Given problem: Below are records to be output exactly, every one of them.

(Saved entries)
▶

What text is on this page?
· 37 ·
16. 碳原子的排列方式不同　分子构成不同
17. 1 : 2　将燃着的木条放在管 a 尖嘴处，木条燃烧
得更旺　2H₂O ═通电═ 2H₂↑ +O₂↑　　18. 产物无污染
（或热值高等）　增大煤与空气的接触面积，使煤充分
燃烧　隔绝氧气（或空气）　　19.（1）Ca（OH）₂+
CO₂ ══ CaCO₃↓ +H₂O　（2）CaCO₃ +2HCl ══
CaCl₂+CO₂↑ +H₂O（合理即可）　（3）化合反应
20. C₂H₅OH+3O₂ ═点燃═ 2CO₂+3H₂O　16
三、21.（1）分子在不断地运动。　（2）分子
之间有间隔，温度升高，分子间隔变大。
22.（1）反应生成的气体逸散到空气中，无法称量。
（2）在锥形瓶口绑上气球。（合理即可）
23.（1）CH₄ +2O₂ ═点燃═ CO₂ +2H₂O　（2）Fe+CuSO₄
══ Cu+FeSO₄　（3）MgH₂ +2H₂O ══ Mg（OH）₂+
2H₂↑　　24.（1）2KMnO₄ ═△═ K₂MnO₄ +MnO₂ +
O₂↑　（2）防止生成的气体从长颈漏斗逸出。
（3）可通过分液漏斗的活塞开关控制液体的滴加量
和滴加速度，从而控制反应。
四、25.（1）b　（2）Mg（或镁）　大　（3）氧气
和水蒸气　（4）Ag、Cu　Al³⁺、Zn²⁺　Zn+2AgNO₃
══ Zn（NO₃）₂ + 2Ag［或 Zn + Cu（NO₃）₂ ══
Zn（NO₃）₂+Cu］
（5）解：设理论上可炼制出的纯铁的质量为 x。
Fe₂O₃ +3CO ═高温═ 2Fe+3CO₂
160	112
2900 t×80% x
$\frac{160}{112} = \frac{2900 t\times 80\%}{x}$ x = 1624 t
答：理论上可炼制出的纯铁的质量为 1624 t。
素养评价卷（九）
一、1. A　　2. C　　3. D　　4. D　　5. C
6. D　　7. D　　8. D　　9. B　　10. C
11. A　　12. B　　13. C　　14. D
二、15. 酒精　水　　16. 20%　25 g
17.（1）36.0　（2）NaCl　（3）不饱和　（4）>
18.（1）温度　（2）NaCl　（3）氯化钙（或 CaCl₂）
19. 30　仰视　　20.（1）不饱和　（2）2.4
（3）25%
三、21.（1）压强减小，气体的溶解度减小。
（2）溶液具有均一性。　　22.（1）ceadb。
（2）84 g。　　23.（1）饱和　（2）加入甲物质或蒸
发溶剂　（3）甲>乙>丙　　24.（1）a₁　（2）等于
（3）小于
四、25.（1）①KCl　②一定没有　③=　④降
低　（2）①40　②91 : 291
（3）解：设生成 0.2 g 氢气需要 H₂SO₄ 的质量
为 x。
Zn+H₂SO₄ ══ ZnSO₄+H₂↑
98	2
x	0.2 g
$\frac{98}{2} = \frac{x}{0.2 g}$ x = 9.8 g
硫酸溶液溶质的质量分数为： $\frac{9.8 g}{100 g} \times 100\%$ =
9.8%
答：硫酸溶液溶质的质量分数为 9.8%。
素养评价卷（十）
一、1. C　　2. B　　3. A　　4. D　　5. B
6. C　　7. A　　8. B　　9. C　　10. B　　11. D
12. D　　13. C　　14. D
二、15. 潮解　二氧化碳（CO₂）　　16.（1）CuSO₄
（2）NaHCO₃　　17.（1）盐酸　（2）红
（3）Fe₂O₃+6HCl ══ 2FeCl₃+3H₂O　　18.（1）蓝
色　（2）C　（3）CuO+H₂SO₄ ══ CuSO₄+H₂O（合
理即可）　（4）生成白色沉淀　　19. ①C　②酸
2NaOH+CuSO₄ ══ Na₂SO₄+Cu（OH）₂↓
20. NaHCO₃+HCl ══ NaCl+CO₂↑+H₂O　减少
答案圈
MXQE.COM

◀

Task solution:
What text is on this page?
· 37 ·
16. 碳原子的排列方式不同　分子构成不同
17. 1 : 2　将燃着的木条放在管 a 尖嘴处，木条燃烧
得更旺　2H₂O ═通电═ 2H₂↑ +O₂↑　　18. 产物无污染
（或热值高等）　增大煤与空气的接触面积，使煤充分
燃烧　隔绝氧气（或空气）　　19.（1）Ca（OH）₂+
CO₂ ══ CaCO₃↓ +H₂O　（2）CaCO₃ +2HCl ══
CaCl₂+CO₂↑ +H₂O（合理即可）　（3）化合反应
20. C₂H₅OH+3O₂ ═点燃═ 2CO₂+3H₂O　16
三、21.（1）分子在不断地运动。　（2）分子
之间有间隔，温度升高，分子间隔变大。
22.（1）反应生成的气体逸散到空气中，无法称量。
（2）在锥形瓶口绑上气球。（合理即可）
23.（1）CH₄ +2O₂ ═点燃═ CO₂ +2H₂O　（2）Fe+CuSO₄
══ Cu+FeSO₄　（3）MgH₂ +2H₂O ══ Mg（OH）₂+
2H₂↑　　24.（1）2KMnO₄ ═△═ K₂MnO₄ +MnO₂ +
O₂↑　（2）防止生成的气体从长颈漏斗逸出。
（3）可通过分液漏斗的活塞开关控制液体的滴加量
和滴加速度，从而控制反应。
四、25.（1）b　（2）Mg（或镁）　大　（3）氧气
和水蒸气　（4）Ag、Cu　Al³⁺、Zn²⁺　Zn+2AgNO₃
══ Zn（NO₃）₂ + 2Ag［或 Zn + Cu（NO₃）₂ ══
Zn（NO₃）₂+Cu］
（5）解：设理论上可炼制出的纯铁的质量为 x。
Fe₂O₃ +3CO ═高温═ 2Fe+3CO₂
160	112
2900 t×80% x
$\frac{160}{112} = \frac{2900 t\times 80\%}{x}$ x = 1624 t
答：理论上可炼制出的纯铁的质量为 1624 t。
素养评价卷（九）
一、1. A　　2. C　　3. D　　4. D　　5. C
6. D　　7. D　　8. D　　9. B　　10. C
11. A　　12. B　　13. C　　14. D
二、15. 酒精　水　　16. 20%　25 g
17.（1）36.0　（2）NaCl　（3）不饱和　（4）>
18.（1）温度　（2）NaCl　（3）氯化钙（或 CaCl₂）
19. 30　仰视　　20.（1）不饱和　（2）2.4
（3）25%
三、21.（1）压强减小，气体的溶解度减小。
（2）溶液具有均一性。　　22.（1）ceadb。
（2）84 g。　　23.（1）饱和　（2）加入甲物质或蒸
发溶剂　（3）甲>乙>丙　　24.（1）a₁　（2）等于
（3）小于
四、25.（1）①KCl　②一定没有　③=　④降
低　（2）①40　②91 : 291
（3）解：设生成 0.2 g 氢气需要 H₂SO₄ 的质量
为 x。
Zn+H₂SO₄ ══ ZnSO₄+H₂↑
98	2
x	0.2 g
$\frac{98}{2} = \frac{x}{0.2 g}$ x = 9.8 g
硫酸溶液溶质的质量分数为： $\frac{9.8 g}{100 g} \times 100\%$ =
9.8%
答：硫酸溶液溶质的质量分数为 9.8%。
素养评价卷（十）
一、1. C　　2. B　　3. A　　4. D　　5. B
6. C　　7. A　　8. B　　9. C　　10. B　　11. D
12. D　　13. C　　14. D
二、15. 潮解　二氧化碳（CO₂）　　16.（1）CuSO₄
（2）NaHCO₃　　17.（1）盐酸　（2）红
（3）Fe₂O₃+6HCl ══ 2FeCl₃+3H₂O　　18.（1）蓝
色　（2）C　（3）CuO+H₂SO₄ ══ CuSO₄+H₂O（合
理即可）　（4）生成白色沉淀　　19. ①C　②酸
2NaOH+CuSO₄ ══ Na₂SO₄+Cu（OH）₂↓
20. NaHCO₃+HCl ══ NaCl+CO₂↑+H₂O　减少
答案圈
MXQE.COM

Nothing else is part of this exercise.